Wednesday, 23 May 2012

People of Indian origin in Europe choose prestigious courses like law, medicine and engineering, and their decisions are influenced by the family’s caste status, even if they are miles away from sub-continent

Syed Akbar
Hyderabad: People of Indian origin in Europe choose
prestigious courses like law, medicine and engineering, and their
decisions are influenced by the family’s caste status, even if they
are miles away from sub-continent.

“A high caste status can be a motivation killer. Belonging to a high
caste can have a negative influence on children’s academic ambitions
and performance. The family’s status sometimes gives children an
excuse to lean back a bit and put in less effort at school than their
classmates, as they have already “made it”. Parents may fail to
motivate their children to pursue sought-after careers such as law,
medicine and engineering as they look to past glories rather than the
future,” says researcher Mariann Stærkebye Leirvik.

Leirvik, who works at The Norwegian Police University College,
conducted the research work on people of Indian and Pakistani origin,
at the University of Oslo, Norway. The study was published by
ScienceNordic.com.

Marte Dæhlen, assisting editor at ScienceNordic.com, told this
correspondent that the caste system also affects their position in
local minority communities and what subjects their Norwegian-born
children decide to study.

The study revealed that the families of Indian and Pakistani origin
fail to realise that their caste status is of little value in Europe.
They continue living their lives as if their high position in the
caste hierarchy is a guarantee for a prosperous future.

Leirvik calls this a “Don Quixote effect”. The term refers to the
classic novel in which a middle-aged man’s obsessive reading of
chivalry books makes him see the world as if he were a knight.

Stating that a high caste status can also be a resource, she said
several of the interviewed young adults said high-caste families care
most about castes after settling in Europe. “In some of these
families, the high caste status is used as a motivational drive for
their children: they are encouraged to study prestigious subjects to
live up to and validate the family’s status. Unlike those hit by the
Don Quixote effect, these families have accepted that the value of
their caste background is greatly reduced here,” she added.

The go-getters in school are from lower caste families, and that they
are better integrated than high-caste youths. She found that not all
daughters of Indian and Pakistani immigrants are allowed to go on to
higher education. “People from low castes have this extra drive as
they have the opportunity to break with the social structure of their
home country,” she said.

The research study found that for many people of Indian origin,
studying political science is a “luxury”. Several of the young adults,
who participated in the research, said getting a vocational education
with good prospects for employment is essential as they are
second-generation immigrants and their parents struggled to find jobs.

+++++

What you will do:
A - Answer these about the article on caste and study choices:
(i) Where does Mariann Stærkebye Leirvik work?
(ii) What name does Leirvik give to families carrying on as if high caste guarantees a prosperous future?
(iii) What does the study say studying political science is for many people of Indian origin?
B - Transcribe the passage of the article on caste and study choices that begins at the words "The study revealed" and stops after "were a knight.".

+++++

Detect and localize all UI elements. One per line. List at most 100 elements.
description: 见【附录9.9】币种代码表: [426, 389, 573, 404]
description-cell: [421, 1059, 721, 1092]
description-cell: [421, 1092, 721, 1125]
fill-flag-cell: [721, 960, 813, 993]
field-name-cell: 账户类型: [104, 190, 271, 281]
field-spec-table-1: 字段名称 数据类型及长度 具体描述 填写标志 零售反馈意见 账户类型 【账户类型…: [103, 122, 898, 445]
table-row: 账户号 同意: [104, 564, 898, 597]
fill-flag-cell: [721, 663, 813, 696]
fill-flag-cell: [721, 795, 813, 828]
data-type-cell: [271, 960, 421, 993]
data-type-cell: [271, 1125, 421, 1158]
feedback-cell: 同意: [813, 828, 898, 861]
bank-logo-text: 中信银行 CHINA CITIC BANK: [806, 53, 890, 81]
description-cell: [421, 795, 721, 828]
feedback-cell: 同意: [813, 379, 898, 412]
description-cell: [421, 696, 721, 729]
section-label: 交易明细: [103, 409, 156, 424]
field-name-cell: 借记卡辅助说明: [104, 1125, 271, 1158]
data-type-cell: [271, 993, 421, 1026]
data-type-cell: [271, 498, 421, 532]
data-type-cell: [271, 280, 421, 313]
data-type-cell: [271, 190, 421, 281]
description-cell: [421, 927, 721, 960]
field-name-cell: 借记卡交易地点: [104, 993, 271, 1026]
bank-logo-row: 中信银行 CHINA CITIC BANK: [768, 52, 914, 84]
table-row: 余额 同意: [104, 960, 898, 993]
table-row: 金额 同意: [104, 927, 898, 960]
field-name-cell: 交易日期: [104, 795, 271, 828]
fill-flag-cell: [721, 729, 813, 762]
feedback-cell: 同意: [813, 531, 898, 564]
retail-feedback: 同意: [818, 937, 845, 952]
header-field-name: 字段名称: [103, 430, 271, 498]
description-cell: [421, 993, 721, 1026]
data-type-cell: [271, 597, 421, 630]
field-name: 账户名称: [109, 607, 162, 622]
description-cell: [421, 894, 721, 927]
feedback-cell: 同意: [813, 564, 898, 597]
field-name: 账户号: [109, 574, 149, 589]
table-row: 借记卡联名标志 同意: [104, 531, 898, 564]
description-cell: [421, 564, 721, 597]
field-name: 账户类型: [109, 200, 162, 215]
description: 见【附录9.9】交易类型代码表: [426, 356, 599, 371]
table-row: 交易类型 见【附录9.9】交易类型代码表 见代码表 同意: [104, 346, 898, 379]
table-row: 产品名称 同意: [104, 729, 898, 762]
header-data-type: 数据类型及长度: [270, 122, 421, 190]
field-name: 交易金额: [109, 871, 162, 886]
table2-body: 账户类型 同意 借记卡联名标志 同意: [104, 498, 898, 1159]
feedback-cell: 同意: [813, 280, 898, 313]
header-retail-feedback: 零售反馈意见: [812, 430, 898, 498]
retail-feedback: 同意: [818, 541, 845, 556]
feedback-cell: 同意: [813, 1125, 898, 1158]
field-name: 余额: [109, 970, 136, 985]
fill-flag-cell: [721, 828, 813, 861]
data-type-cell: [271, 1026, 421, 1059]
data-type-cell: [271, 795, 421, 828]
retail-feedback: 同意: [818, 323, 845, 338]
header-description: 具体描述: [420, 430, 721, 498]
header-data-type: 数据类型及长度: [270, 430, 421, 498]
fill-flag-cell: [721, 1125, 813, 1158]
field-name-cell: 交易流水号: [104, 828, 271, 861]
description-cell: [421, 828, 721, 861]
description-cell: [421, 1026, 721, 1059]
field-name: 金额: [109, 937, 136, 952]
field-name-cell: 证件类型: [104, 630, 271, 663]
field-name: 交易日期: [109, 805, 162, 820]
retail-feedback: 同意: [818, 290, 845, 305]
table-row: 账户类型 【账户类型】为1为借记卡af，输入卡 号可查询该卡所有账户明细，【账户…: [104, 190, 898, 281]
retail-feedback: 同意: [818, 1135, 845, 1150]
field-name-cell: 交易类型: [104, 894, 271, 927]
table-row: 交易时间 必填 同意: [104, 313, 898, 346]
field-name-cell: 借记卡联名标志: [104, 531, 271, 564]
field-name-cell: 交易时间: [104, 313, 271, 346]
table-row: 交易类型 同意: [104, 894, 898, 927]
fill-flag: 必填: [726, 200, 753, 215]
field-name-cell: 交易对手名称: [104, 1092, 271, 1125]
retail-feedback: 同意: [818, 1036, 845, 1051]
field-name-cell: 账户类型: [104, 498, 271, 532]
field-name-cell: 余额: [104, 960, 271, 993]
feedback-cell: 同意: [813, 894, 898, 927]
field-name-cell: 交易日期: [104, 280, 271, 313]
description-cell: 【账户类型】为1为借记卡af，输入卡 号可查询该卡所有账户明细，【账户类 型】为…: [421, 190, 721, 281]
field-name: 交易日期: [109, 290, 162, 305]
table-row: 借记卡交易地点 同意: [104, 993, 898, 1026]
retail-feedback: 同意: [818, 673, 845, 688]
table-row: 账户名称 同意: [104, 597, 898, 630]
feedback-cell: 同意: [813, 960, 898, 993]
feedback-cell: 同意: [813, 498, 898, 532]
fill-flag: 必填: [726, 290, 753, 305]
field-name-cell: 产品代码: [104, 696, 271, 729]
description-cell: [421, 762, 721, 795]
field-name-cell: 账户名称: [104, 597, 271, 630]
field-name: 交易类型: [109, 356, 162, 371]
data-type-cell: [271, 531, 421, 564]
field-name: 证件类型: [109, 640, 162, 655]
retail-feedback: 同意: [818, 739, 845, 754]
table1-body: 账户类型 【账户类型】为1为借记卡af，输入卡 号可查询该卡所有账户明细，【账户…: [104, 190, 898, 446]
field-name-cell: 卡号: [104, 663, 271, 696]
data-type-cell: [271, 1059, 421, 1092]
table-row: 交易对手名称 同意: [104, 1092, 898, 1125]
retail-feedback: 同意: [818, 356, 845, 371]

+++++

Solved problems:
A -
(i) The Norwegian Police University College.
(ii) A "Don Quixote effect."
(iii) A "luxury."

B -
The study revealed that the families of Indian and Pakistani origin
fail to realise that their caste status is of little value in Europe.
They continue living their lives as if their high position in the
caste hierarchy is a guarantee for a prosperous future.

Leirvik calls this a “Don Quixote effect”. The term refers to the
classic novel in which a middle-aged man’s obsessive reading of
chivalry books makes him see the world as if he were a knight.